WHAT THIS TASK INVOLVES: Copy the data precisely, character for character, and leave out every picture.

DATA SUPPLIED:
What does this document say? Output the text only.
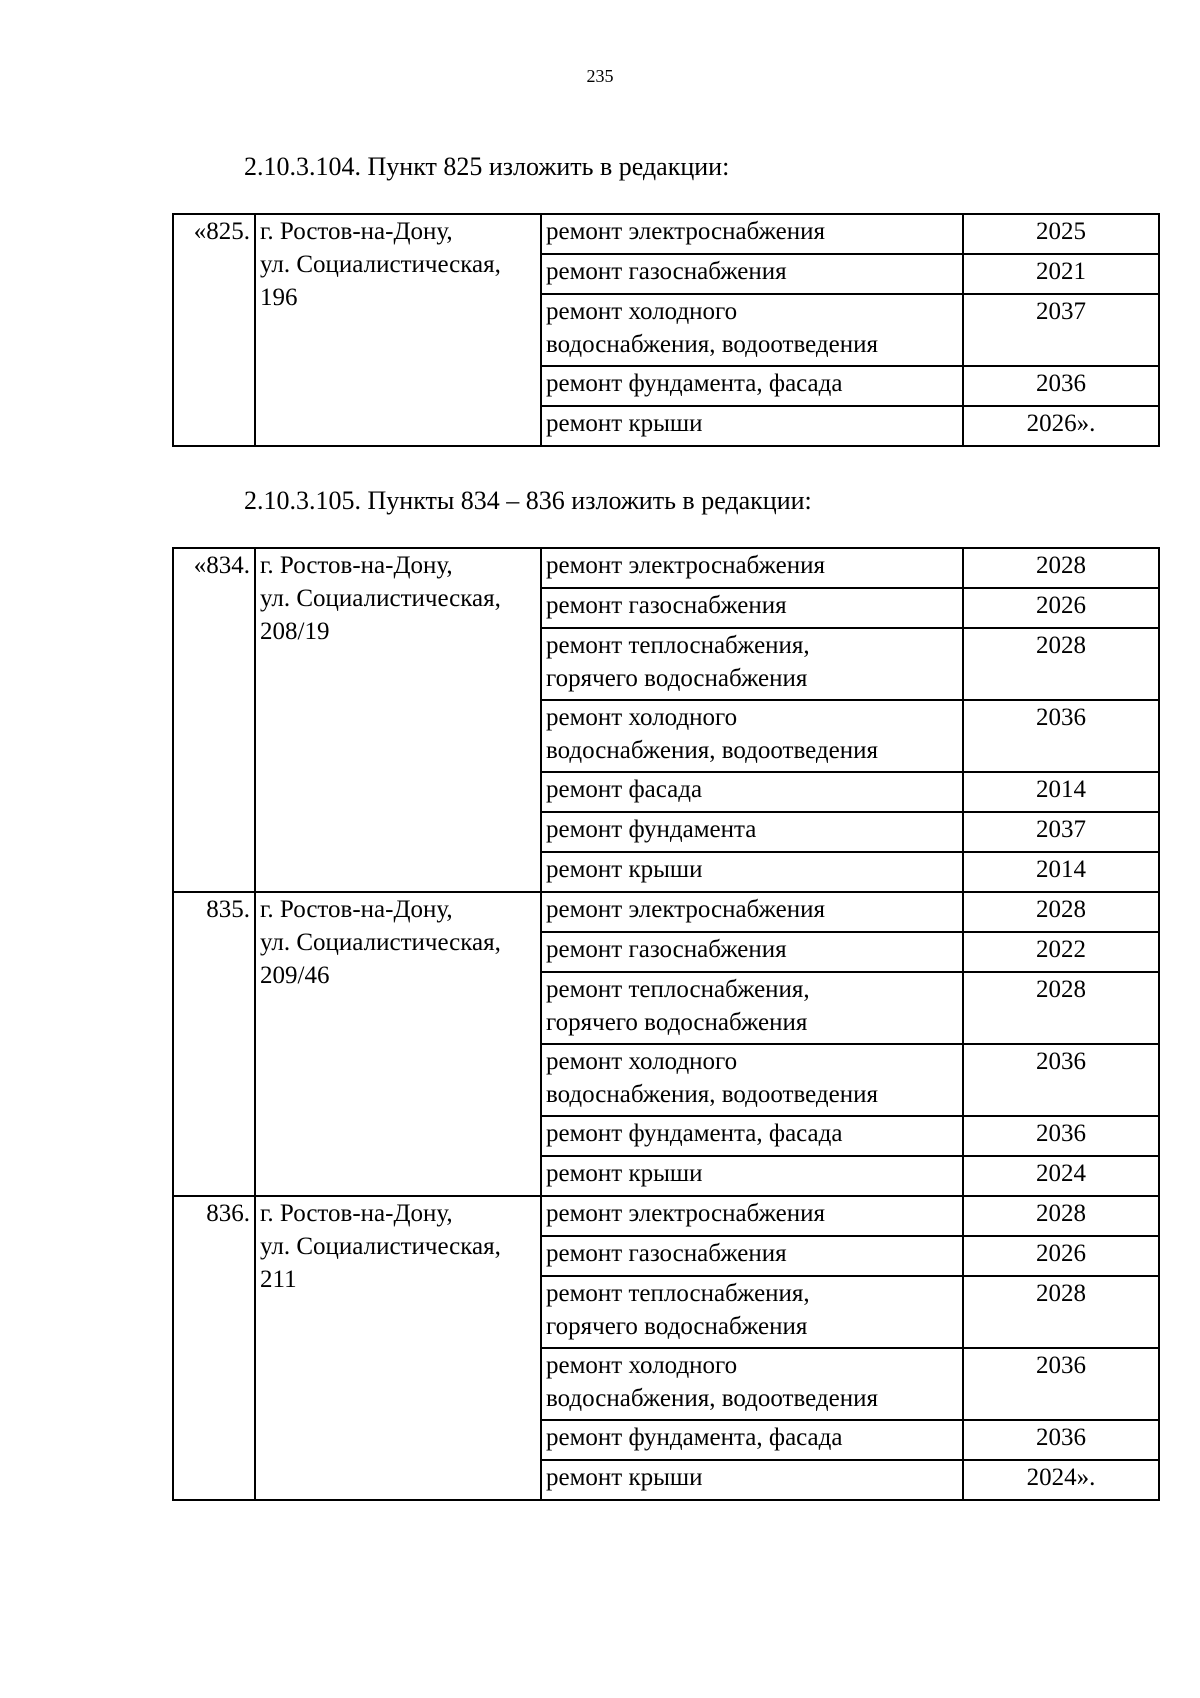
235
2.10.3.104. Пункт 825 изложить в редакции:
«825.	г. Ростов-на-Дону,
ул. Социалистическая,
196	ремонт электроснабжения	2025
		ремонт газоснабжения	2021
		ремонт холодного
водоснабжения, водоотведения	2037
		ремонт фундамента, фасада	2036
		ремонт крыши	2026».
2.10.3.105. Пункты 834 – 836 изложить в редакции:
«834.	г. Ростов-на-Дону,
ул. Социалистическая,
208/19	ремонт электроснабжения	2028
		ремонт газоснабжения	2026
		ремонт теплоснабжения,
горячего водоснабжения	2028
		ремонт холодного
водоснабжения, водоотведения	2036
		ремонт фасада	2014
		ремонт фундамента	2037
		ремонт крыши	2014
835.	г. Ростов-на-Дону,
ул. Социалистическая,
209/46	ремонт электроснабжения	2028
		ремонт газоснабжения	2022
		ремонт теплоснабжения,
горячего водоснабжения	2028
		ремонт холодного
водоснабжения, водоотведения	2036
		ремонт фундамента, фасада	2036
		ремонт крыши	2024
836.	г. Ростов-на-Дону,
ул. Социалистическая,
211	ремонт электроснабжения	2028
		ремонт газоснабжения	2026
		ремонт теплоснабжения,
горячего водоснабжения	2028
		ремонт холодного
водоснабжения, водоотведения	2036
		ремонт фундамента, фасада	2036
		ремонт крыши	2024».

ANSWER TO THIS PROBLEM:
What does this document say? Output the text only.
235
2.10.3.104. Пункт 825 изложить в редакции:
«825.	г. Ростов-на-Дону,
ул. Социалистическая,
196	ремонт электроснабжения	2025
		ремонт газоснабжения	2021
		ремонт холодного
водоснабжения, водоотведения	2037
		ремонт фундамента, фасада	2036
		ремонт крыши	2026».
2.10.3.105. Пункты 834 – 836 изложить в редакции:
«834.	г. Ростов-на-Дону,
ул. Социалистическая,
208/19	ремонт электроснабжения	2028
		ремонт газоснабжения	2026
		ремонт теплоснабжения,
горячего водоснабжения	2028
		ремонт холодного
водоснабжения, водоотведения	2036
		ремонт фасада	2014
		ремонт фундамента	2037
		ремонт крыши	2014
835.	г. Ростов-на-Дону,
ул. Социалистическая,
209/46	ремонт электроснабжения	2028
		ремонт газоснабжения	2022
		ремонт теплоснабжения,
горячего водоснабжения	2028
		ремонт холодного
водоснабжения, водоотведения	2036
		ремонт фундамента, фасада	2036
		ремонт крыши	2024
836.	г. Ростов-на-Дону,
ул. Социалистическая,
211	ремонт электроснабжения	2028
		ремонт газоснабжения	2026
		ремонт теплоснабжения,
горячего водоснабжения	2028
		ремонт холодного
водоснабжения, водоотведения	2036
		ремонт фундамента, фасада	2036
		ремонт крыши	2024».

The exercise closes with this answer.